TASK DETAILS: Find each line with the word "circ" and state how many there are, nothing more.

AVAILABLE DATA:
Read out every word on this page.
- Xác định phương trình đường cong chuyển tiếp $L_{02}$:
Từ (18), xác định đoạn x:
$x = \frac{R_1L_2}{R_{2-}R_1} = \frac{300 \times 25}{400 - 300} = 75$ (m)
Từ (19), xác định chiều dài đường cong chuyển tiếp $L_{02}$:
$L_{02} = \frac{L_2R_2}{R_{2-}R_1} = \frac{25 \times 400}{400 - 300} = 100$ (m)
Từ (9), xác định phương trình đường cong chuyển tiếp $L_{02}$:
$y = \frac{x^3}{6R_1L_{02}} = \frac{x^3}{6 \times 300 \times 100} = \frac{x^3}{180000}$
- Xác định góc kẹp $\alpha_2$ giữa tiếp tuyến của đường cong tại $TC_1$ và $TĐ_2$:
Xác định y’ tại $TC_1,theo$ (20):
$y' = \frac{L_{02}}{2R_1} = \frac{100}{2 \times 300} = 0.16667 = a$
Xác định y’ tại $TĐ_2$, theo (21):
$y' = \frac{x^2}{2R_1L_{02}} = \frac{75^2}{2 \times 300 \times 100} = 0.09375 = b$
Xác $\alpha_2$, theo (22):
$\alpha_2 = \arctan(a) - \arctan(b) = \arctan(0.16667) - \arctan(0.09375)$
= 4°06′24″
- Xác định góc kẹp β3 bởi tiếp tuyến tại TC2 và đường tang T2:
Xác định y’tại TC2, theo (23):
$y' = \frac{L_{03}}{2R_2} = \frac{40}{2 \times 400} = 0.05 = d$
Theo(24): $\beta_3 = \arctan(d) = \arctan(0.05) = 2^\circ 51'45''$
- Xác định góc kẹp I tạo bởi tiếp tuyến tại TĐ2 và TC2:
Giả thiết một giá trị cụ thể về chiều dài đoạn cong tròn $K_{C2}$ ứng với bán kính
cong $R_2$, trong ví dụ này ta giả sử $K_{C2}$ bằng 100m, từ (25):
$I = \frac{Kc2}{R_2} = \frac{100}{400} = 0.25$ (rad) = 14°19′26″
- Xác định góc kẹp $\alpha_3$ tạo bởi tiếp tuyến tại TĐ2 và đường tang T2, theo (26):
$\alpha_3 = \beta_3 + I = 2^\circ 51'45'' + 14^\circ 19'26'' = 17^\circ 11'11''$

THE COMPLETED TASK: 2